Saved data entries
===
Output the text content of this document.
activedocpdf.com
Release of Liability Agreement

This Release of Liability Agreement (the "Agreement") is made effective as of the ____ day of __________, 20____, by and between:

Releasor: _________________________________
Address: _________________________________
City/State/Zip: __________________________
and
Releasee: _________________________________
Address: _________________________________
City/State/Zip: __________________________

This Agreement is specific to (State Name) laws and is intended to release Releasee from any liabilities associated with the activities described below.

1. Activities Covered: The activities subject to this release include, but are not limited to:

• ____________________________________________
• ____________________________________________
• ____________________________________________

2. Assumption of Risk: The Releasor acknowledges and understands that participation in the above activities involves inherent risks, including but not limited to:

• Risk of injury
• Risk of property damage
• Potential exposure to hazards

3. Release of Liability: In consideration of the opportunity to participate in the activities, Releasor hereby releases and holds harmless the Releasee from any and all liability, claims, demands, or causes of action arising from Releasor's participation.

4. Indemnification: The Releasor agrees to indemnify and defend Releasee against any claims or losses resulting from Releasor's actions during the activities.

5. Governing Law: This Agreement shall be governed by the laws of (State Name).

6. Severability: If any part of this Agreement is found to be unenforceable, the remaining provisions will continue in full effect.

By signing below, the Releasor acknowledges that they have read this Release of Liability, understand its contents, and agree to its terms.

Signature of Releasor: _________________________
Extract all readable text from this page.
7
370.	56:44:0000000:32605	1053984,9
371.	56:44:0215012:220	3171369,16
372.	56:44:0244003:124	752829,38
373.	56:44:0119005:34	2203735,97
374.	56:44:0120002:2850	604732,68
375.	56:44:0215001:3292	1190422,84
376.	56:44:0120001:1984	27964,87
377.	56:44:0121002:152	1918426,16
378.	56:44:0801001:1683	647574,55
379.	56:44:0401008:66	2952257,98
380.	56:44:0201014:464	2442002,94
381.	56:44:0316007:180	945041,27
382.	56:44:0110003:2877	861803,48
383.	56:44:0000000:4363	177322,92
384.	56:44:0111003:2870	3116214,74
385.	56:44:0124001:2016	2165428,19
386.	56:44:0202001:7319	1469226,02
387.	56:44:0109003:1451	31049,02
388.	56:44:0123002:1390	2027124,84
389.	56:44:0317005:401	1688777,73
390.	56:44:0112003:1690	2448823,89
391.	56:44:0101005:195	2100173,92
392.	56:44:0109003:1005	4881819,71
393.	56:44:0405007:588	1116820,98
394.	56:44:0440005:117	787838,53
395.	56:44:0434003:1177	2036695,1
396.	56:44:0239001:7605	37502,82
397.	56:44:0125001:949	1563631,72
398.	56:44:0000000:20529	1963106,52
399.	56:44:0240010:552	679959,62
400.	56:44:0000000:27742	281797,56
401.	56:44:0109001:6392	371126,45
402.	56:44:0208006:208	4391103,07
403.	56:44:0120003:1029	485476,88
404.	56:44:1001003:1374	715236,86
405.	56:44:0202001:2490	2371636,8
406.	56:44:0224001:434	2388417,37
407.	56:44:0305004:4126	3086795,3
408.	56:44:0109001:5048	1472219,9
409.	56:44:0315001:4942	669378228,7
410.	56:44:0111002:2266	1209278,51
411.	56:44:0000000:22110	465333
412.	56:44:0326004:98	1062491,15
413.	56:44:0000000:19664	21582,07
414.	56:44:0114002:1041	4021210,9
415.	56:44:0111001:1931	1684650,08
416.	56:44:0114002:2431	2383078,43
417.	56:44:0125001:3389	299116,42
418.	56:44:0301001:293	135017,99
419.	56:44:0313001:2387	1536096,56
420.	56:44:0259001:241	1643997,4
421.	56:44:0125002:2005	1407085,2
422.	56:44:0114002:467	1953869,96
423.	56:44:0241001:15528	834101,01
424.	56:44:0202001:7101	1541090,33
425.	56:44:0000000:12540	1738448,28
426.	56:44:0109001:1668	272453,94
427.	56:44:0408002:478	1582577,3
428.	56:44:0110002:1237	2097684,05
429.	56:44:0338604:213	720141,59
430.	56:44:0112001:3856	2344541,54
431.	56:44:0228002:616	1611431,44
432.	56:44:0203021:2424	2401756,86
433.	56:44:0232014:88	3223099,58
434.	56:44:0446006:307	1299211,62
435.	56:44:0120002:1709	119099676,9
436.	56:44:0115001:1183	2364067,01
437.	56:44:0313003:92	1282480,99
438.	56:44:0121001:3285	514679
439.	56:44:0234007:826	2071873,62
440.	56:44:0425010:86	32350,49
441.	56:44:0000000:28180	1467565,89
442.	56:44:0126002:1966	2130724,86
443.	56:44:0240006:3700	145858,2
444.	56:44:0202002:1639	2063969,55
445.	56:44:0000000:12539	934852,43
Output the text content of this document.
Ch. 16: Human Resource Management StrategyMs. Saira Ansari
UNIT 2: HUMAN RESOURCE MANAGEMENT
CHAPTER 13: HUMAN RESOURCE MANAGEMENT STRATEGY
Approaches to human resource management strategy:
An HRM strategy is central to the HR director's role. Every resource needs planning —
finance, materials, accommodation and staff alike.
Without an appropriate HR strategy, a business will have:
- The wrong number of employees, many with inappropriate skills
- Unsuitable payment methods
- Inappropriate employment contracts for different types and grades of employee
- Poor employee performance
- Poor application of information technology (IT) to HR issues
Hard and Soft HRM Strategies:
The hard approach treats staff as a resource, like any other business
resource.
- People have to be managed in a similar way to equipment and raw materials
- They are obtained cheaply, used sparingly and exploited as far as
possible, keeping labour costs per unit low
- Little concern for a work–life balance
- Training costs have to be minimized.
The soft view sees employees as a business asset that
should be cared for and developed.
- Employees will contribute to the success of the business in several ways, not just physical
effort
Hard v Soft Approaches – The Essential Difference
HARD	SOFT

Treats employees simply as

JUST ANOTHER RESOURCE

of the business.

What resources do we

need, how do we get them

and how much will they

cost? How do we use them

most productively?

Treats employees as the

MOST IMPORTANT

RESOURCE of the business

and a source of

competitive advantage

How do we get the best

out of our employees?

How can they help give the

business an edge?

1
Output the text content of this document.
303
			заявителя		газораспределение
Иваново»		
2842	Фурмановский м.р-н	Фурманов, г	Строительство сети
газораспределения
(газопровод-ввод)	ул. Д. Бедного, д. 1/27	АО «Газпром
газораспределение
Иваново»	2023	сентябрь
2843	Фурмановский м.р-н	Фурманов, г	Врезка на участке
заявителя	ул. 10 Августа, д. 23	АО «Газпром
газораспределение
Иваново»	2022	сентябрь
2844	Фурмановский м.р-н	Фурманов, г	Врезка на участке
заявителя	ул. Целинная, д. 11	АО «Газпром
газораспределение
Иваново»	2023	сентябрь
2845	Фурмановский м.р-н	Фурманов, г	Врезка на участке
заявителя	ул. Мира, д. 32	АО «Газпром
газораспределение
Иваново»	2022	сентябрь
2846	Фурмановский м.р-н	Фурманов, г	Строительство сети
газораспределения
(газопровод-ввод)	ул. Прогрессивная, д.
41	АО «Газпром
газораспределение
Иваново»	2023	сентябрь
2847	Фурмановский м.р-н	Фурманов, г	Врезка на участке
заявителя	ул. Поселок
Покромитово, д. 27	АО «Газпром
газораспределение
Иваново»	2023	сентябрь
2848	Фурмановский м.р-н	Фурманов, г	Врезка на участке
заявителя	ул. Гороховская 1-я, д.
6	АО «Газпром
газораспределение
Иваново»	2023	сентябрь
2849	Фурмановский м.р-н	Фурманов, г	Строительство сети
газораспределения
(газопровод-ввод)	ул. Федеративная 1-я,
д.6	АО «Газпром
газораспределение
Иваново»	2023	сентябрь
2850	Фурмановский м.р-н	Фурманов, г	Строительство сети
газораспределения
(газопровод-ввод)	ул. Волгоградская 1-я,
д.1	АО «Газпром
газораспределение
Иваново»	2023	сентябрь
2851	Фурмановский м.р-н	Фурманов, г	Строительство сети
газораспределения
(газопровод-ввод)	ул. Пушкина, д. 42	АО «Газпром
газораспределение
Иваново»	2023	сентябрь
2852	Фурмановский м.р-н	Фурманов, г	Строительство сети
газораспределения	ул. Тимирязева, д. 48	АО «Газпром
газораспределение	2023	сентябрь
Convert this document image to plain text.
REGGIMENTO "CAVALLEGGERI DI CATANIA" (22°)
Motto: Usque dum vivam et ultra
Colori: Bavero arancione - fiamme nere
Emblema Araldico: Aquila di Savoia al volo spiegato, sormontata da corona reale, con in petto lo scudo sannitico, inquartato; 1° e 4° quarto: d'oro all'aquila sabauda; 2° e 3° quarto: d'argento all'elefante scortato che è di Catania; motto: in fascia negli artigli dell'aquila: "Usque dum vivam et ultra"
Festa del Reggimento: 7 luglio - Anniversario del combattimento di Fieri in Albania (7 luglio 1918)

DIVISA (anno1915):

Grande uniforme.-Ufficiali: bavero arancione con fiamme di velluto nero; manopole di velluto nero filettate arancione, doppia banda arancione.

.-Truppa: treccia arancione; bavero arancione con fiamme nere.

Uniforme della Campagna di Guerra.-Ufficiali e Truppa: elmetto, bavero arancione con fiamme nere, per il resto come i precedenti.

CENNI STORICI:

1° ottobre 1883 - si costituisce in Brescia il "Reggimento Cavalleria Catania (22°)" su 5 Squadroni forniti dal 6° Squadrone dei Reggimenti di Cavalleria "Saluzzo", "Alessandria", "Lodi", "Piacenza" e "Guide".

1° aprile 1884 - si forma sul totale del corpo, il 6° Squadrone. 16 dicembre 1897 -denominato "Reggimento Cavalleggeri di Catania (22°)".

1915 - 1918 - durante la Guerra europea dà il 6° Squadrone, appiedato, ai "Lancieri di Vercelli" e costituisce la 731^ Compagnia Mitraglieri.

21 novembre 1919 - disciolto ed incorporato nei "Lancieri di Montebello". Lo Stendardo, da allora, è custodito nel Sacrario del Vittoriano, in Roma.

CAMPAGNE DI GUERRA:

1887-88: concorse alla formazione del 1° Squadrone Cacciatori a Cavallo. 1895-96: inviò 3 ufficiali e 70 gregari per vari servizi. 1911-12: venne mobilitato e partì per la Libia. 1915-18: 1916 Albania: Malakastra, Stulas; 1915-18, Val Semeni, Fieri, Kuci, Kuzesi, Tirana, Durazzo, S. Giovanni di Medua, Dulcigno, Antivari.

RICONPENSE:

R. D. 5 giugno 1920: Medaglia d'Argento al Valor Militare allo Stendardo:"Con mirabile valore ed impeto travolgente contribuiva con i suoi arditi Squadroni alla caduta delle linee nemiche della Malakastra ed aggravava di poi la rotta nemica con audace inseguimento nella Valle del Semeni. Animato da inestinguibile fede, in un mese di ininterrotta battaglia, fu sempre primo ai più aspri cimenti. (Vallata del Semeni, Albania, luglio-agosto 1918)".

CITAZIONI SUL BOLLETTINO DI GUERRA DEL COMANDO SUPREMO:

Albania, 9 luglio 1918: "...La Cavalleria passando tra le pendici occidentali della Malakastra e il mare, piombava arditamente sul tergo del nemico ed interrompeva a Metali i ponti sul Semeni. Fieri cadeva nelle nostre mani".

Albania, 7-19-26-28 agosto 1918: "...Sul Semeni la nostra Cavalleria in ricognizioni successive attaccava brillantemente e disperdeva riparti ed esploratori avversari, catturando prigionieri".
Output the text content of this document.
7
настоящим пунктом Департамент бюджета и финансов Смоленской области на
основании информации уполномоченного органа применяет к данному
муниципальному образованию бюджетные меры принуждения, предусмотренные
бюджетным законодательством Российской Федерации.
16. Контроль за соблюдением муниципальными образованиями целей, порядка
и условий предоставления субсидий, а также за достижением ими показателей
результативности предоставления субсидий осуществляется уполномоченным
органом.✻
===
Collect the complete line wherever the string "Stendardo" appears in the records.

- [OUTPUT FOR THIS TASK]:
21 novembre 1919 - disciolto ed incorporato nei "Lancieri di Montebello". Lo Stendardo, da allora, è custodito nel Sacrario del Vittoriano, in Roma.
R. D. 5 giugno 1920: Medaglia d'Argento al Valor Militare allo Stendardo:"Con mirabile valore ed impeto travolgente contribuiva con i suoi arditi Squadroni alla caduta delle linee nemiche della Malakastra ed aggravava di poi la rotta nemica con audace inseguimento nella Valle del Semeni. Animato da inestinguibile fede, in un mese di ininterrotta battaglia, fu sempre primo ai più aspri cimenti. (Vallata del Semeni, Albania, luglio-agosto 1918)".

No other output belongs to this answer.